Provided passage:
· · · · · · ·

Children and the Poor... What is the Church all about?

People join organizations for many different reasons. But generally, when you boil it all down, we join organizations because we want to do or be whatever the organization does or is. These are perilous times for the church. Not only is membership shrinking in the “main line” denominations, (which indicates that we’re not doing or being what people joined up to do or be), but the church (main line and otherwise) is clearly not doing and being what God intends in the first place. We are a living comedy of errors. Is it any wonder that the society we are supposed to be giving moral guidance and inspiration to is adrift and sinking?

You don’t have to be a Bible scholar. Just a cursory reading of the Old Testament will show you God is fundamentally and foremost on the side of the poor and marginalized people of this world. God has always had a peculiar idea in mind as to what kinds of people he wanted his people to be.

He didn’t rescue the Hebrews from Egyptian slavery because he especially likes Hebrews. He rescued them because they were slaves and he especially dislikes slavery, and every other evil thing that we humans do to degrade and take advantage of each other. He didn’t punish those same Hebrews because they disobeyed ritual laws or any other “religious” crimes. He punished them because they “ground the faces of the poor” and trusted in their own power and wealth to make them great.

When Jesus came he was born among the poor. That was not an accident. When he started his public ministry he quoted Isaiah, “The spirit of the Lord is upon me, because he has anointed me to bring good news to the poor. He has sent me to proclaim release to the captives and recovery of sight to the blind, to let the oppressed go free, to proclaim the year of the Lord’s favor.” That was not an accident either.

Jesus preferred to associate with the “outcasts and sinners” of society. This wasn’t because he doesn’t love respectable folks. It was because he especially loves those that we respectable folks make into “outcasts and sinners”, you know, the kinds of people you’d be embarrassed to invite to your church this Sunday.

If you look seriously at the priorities of Jesus and his Father, and compare them with the priorities of most of our churches today, it is difficult to see why we insist on calling ourselves the church of Jesus Christ in the first place. It would be more honest, given our present priorities, to call us “the church of the status quo”, “the church of more for me”, “the church of “just get me to heaven, Lord”, or the church of “let’s all just be nice”. We could lay claim to all those names and more. But the church of Jesus? I don’t know.

If we want to be the church of Jesus, we simply have to start identifying with those people he identified with. We have to be among the poor and outcast, and have them among us, like he did. Not so much as a great benefactor to them, but as a friend who knows how to find the Father’s kingdom.

The church’s faithfulness to the example of Jesus will be measured by the presence of the poor and the children among us, and by our response to them. The bad news is that we are a long way from being faithful in this regard. The good news is that it doesn’t have to be that way.

· · · · · · ·

Tasks for this exercise:
[1] Answer these questions from the essay on the church and the poor:
(a) Why, according to the essay, did God rescue the Hebrews from Egyptian slavery?
(b) Which prophet did Jesus quote when he began his public ministry?
(c) By what two things will the church's faithfulness to the example of Jesus be measured?
[2] Write out the part of the essay on the church and the poor from the words "Children and the" up to and including the words "adrift and sinking?".

· · · · · · ·

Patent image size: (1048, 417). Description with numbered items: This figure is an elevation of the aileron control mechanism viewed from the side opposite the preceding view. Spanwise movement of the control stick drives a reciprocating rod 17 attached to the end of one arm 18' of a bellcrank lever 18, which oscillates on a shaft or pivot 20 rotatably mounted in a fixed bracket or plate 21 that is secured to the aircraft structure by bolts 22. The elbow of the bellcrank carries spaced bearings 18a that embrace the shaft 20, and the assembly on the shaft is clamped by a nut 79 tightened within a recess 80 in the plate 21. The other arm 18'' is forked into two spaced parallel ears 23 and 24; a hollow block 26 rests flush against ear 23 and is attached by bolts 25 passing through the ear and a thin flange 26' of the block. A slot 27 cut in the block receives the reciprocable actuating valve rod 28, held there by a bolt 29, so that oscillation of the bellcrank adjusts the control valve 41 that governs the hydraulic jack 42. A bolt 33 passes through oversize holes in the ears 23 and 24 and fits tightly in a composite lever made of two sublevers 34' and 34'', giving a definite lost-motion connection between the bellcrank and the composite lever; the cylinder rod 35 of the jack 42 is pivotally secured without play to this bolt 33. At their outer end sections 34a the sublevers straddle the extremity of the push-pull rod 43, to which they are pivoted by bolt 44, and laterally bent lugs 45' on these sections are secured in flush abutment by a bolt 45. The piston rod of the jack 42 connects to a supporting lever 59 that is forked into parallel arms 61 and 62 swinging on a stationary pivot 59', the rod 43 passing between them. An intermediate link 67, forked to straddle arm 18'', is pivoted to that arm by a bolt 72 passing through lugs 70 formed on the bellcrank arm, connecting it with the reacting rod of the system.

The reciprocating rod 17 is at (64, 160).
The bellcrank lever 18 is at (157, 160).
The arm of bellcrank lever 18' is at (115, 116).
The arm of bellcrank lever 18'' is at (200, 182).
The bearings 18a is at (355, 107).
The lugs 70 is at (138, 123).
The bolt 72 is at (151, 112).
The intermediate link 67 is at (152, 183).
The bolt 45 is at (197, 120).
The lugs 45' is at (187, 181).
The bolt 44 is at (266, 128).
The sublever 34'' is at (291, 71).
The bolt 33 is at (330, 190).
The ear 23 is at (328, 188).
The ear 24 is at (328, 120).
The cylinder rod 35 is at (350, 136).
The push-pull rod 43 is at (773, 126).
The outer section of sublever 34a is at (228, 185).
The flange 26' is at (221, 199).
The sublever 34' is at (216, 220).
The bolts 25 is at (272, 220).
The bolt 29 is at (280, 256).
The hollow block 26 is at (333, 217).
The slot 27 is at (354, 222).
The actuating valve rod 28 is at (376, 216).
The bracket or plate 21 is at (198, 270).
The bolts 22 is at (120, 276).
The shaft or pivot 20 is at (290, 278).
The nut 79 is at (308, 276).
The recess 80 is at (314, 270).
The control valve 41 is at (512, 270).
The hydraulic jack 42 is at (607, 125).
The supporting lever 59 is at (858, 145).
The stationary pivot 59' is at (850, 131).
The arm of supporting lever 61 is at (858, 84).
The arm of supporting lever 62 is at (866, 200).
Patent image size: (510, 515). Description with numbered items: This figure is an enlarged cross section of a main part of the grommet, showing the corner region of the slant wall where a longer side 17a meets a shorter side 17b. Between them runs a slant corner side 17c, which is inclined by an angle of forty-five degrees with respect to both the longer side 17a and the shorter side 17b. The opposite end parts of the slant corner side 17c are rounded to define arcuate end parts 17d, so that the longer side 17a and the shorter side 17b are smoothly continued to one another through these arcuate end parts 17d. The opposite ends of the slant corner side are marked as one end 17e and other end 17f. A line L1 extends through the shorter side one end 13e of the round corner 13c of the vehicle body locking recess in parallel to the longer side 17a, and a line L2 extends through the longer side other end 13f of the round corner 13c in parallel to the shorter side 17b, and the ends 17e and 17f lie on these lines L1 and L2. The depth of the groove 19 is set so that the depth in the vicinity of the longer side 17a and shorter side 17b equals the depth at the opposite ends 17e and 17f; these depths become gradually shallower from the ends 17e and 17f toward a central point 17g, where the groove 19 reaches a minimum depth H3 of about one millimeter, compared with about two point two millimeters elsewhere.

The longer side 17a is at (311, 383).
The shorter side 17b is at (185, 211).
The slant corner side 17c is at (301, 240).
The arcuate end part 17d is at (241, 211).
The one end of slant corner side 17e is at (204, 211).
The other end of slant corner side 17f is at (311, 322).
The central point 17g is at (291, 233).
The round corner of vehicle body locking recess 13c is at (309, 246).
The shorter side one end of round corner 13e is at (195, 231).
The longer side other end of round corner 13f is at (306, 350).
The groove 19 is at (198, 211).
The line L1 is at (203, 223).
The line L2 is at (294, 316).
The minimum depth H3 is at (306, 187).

· · · · · · ·

Written answers:
[1]
(a) He rescued them because they were slaves and he especially dislikes slavery.
(b) Isaiah.
(c) By the presence of the poor and the children among us, and by our response to them.

[2]
Children and the Poor... What is the Church all about?

People join organizations for many different reasons. But generally, when you boil it all down, we join organizations because we want to do or be whatever the organization does or is. These are perilous times for the church. Not only is membership shrinking in the “main line” denominations, (which indicates that we’re not doing or being what people joined up to do or be), but the church (main line and otherwise) is clearly not doing and being what God intends in the first place. We are a living comedy of errors. Is it any wonder that the society we are supposed to be giving moral guidance and inspiration to is adrift and sinking?